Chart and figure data
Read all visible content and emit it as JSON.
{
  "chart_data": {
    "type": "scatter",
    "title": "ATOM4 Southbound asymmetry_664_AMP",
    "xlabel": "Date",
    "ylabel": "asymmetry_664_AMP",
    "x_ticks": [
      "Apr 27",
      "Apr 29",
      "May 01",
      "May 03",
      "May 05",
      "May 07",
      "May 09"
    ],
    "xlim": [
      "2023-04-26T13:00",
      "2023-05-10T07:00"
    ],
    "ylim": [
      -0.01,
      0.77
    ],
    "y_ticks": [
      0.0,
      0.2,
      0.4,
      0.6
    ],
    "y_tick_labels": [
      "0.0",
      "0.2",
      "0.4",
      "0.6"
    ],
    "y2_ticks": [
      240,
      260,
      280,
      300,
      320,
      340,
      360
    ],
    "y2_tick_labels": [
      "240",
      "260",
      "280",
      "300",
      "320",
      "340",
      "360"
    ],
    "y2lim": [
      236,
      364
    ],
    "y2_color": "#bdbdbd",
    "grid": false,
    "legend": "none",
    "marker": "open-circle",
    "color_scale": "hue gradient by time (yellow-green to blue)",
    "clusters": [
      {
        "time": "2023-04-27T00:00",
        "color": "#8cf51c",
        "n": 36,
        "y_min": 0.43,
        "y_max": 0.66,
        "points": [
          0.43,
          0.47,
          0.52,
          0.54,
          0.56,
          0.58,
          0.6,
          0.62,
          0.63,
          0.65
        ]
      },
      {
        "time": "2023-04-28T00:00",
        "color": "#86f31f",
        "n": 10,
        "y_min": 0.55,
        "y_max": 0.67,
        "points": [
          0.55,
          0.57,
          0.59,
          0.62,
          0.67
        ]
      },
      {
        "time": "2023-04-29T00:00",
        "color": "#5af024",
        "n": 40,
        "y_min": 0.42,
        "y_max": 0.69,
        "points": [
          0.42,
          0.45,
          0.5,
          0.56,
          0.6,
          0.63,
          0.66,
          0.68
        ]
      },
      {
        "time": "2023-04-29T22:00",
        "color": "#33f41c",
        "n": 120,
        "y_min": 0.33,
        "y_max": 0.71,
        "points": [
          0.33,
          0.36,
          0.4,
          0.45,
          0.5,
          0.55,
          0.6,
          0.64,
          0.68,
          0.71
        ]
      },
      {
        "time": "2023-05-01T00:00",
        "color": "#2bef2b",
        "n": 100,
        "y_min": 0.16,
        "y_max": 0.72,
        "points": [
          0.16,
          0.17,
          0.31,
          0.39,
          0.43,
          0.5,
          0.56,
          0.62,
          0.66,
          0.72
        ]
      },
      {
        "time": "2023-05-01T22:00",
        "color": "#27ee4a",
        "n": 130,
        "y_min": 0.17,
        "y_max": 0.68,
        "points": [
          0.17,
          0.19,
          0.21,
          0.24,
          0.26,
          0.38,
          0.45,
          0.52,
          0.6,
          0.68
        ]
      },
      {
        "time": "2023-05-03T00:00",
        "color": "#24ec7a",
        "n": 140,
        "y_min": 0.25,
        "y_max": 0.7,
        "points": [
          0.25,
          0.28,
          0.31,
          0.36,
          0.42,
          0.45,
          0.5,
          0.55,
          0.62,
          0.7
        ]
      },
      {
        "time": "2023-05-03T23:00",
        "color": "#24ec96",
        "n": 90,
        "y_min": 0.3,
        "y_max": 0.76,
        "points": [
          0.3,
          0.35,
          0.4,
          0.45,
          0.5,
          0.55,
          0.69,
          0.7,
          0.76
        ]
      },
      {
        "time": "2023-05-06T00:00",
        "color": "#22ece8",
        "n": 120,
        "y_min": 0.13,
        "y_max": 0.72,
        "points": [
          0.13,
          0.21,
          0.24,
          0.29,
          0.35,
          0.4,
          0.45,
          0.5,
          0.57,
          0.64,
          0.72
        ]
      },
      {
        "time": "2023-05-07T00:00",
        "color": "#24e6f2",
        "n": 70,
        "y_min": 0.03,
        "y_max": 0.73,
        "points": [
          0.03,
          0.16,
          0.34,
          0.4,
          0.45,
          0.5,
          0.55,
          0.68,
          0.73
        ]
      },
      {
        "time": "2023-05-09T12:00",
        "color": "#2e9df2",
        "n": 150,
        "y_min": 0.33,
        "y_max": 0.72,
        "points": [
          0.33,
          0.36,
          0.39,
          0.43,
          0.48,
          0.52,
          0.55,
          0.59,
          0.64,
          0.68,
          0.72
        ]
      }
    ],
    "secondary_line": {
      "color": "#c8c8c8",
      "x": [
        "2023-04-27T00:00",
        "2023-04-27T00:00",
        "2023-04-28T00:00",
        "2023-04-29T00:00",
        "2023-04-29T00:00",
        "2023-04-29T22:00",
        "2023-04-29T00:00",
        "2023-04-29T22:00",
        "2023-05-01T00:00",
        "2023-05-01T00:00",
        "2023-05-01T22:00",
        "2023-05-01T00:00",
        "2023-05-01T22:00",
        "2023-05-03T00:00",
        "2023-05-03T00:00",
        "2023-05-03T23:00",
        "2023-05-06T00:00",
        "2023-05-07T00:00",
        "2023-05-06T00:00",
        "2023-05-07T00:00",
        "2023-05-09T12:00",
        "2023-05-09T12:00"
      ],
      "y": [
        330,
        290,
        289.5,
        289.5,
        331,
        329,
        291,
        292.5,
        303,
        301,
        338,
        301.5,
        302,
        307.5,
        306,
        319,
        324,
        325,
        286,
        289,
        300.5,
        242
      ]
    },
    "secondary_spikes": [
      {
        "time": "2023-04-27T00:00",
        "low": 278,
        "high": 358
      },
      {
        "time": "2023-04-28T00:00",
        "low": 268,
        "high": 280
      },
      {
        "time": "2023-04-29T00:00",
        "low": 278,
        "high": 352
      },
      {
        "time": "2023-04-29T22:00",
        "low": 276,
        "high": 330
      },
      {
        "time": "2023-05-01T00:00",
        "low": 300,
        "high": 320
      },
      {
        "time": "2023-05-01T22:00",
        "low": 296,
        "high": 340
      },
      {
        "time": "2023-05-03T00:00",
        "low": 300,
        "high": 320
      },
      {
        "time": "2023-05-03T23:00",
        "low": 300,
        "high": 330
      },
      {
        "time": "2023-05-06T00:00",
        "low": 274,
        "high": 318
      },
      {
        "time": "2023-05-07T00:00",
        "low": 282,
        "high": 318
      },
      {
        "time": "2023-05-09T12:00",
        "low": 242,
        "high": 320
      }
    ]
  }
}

## What you should do
Emit the full listing verbatim.

## Worked solution
Read all visible content and emit it as JSON.
{
  "chart_data": {
    "type": "scatter",
    "title": "ATOM4 Southbound asymmetry_664_AMP",
    "xlabel": "Date",
    "ylabel": "asymmetry_664_AMP",
    "x_ticks": [
      "Apr 27",
      "Apr 29",
      "May 01",
      "May 03",
      "May 05",
      "May 07",
      "May 09"
    ],
    "xlim": [
      "2023-04-26T13:00",
      "2023-05-10T07:00"
    ],
    "ylim": [
      -0.01,
      0.77
    ],
    "y_ticks": [
      0.0,
      0.2,
      0.4,
      0.6
    ],
    "y_tick_labels": [
      "0.0",
      "0.2",
      "0.4",
      "0.6"
    ],
    "y2_ticks": [
      240,
      260,
      280,
      300,
      320,
      340,
      360
    ],
    "y2_tick_labels": [
      "240",
      "260",
      "280",
      "300",
      "320",
      "340",
      "360"
    ],
    "y2lim": [
      236,
      364
    ],
    "y2_color": "#bdbdbd",
    "grid": false,
    "legend": "none",
    "marker": "open-circle",
    "color_scale": "hue gradient by time (yellow-green to blue)",
    "clusters": [
      {
        "time": "2023-04-27T00:00",
        "color": "#8cf51c",
        "n": 36,
        "y_min": 0.43,
        "y_max": 0.66,
        "points": [
          0.43,
          0.47,
          0.52,
          0.54,
          0.56,
          0.58,
          0.6,
          0.62,
          0.63,
          0.65
        ]
      },
      {
        "time": "2023-04-28T00:00",
        "color": "#86f31f",
        "n": 10,
        "y_min": 0.55,
        "y_max": 0.67,
        "points": [
          0.55,
          0.57,
          0.59,
          0.62,
          0.67
        ]
      },
      {
        "time": "2023-04-29T00:00",
        "color": "#5af024",
        "n": 40,
        "y_min": 0.42,
        "y_max": 0.69,
        "points": [
          0.42,
          0.45,
          0.5,
          0.56,
          0.6,
          0.63,
          0.66,
          0.68
        ]
      },
      {
        "time": "2023-04-29T22:00",
        "color": "#33f41c",
        "n": 120,
        "y_min": 0.33,
        "y_max": 0.71,
        "points": [
          0.33,
          0.36,
          0.4,
          0.45,
          0.5,
          0.55,
          0.6,
          0.64,
          0.68,
          0.71
        ]
      },
      {
        "time": "2023-05-01T00:00",
        "color": "#2bef2b",
        "n": 100,
        "y_min": 0.16,
        "y_max": 0.72,
        "points": [
          0.16,
          0.17,
          0.31,
          0.39,
          0.43,
          0.5,
          0.56,
          0.62,
          0.66,
          0.72
        ]
      },
      {
        "time": "2023-05-01T22:00",
        "color": "#27ee4a",
        "n": 130,
        "y_min": 0.17,
        "y_max": 0.68,
        "points": [
          0.17,
          0.19,
          0.21,
          0.24,
          0.26,
          0.38,
          0.45,
          0.52,
          0.6,
          0.68
        ]
      },
      {
        "time": "2023-05-03T00:00",
        "color": "#24ec7a",
        "n": 140,
        "y_min": 0.25,
        "y_max": 0.7,
        "points": [
          0.25,
          0.28,
          0.31,
          0.36,
          0.42,
          0.45,
          0.5,
          0.55,
          0.62,
          0.7
        ]
      },
      {
        "time": "2023-05-03T23:00",
        "color": "#24ec96",
        "n": 90,
        "y_min": 0.3,
        "y_max": 0.76,
        "points": [
          0.3,
          0.35,
          0.4,
          0.45,
          0.5,
          0.55,
          0.69,
          0.7,
          0.76
        ]
      },
      {
        "time": "2023-05-06T00:00",
        "color": "#22ece8",
        "n": 120,
        "y_min": 0.13,
        "y_max": 0.72,
        "points": [
          0.13,
          0.21,
          0.24,
          0.29,
          0.35,
          0.4,
          0.45,
          0.5,
          0.57,
          0.64,
          0.72
        ]
      },
      {
        "time": "2023-05-07T00:00",
        "color": "#24e6f2",
        "n": 70,
        "y_min": 0.03,
        "y_max": 0.73,
        "points": [
          0.03,
          0.16,
          0.34,
          0.4,
          0.45,
          0.5,
          0.55,
          0.68,
          0.73
        ]
      },
      {
        "time": "2023-05-09T12:00",
        "color": "#2e9df2",
        "n": 150,
        "y_min": 0.33,
        "y_max": 0.72,
        "points": [
          0.33,
          0.36,
          0.39,
          0.43,
          0.48,
          0.52,
          0.55,
          0.59,
          0.64,
          0.68,
          0.72
        ]
      }
    ],
    "secondary_line": {
      "color": "#c8c8c8",
      "x": [
        "2023-04-27T00:00",
        "2023-04-27T00:00",
        "2023-04-28T00:00",
        "2023-04-29T00:00",
        "2023-04-29T00:00",
        "2023-04-29T22:00",
        "2023-04-29T00:00",
        "2023-04-29T22:00",
        "2023-05-01T00:00",
        "2023-05-01T00:00",
        "2023-05-01T22:00",
        "2023-05-01T00:00",
        "2023-05-01T22:00",
        "2023-05-03T00:00",
        "2023-05-03T00:00",
        "2023-05-03T23:00",
        "2023-05-06T00:00",
        "2023-05-07T00:00",
        "2023-05-06T00:00",
        "2023-05-07T00:00",
        "2023-05-09T12:00",
        "2023-05-09T12:00"
      ],
      "y": [
        330,
        290,
        289.5,
        289.5,
        331,
        329,
        291,
        292.5,
        303,
        301,
        338,
        301.5,
        302,
        307.5,
        306,
        319,
        324,
        325,
        286,
        289,
        300.5,
        242
      ]
    },
    "secondary_spikes": [
      {
        "time": "2023-04-27T00:00",
        "low": 278,
        "high": 358
      },
      {
        "time": "2023-04-28T00:00",
        "low": 268,
        "high": 280
      },
      {
        "time": "2023-04-29T00:00",
        "low": 278,
        "high": 352
      },
      {
        "time": "2023-04-29T22:00",
        "low": 276,
        "high": 330
      },
      {
        "time": "2023-05-01T00:00",
        "low": 300,
        "high": 320
      },
      {
        "time": "2023-05-01T22:00",
        "low": 296,
        "high": 340
      },
      {
        "time": "2023-05-03T00:00",
        "low": 300,
        "high": 320
      },
      {
        "time": "2023-05-03T23:00",
        "low": 300,
        "high": 330
      },
      {
        "time": "2023-05-06T00:00",
        "low": 274,
        "high": 318
      },
      {
        "time": "2023-05-07T00:00",
        "low": 282,
        "high": 318
      },
      {
        "time": "2023-05-09T12:00",
        "low": 242,
        "high": 320
      }
    ]
  }
}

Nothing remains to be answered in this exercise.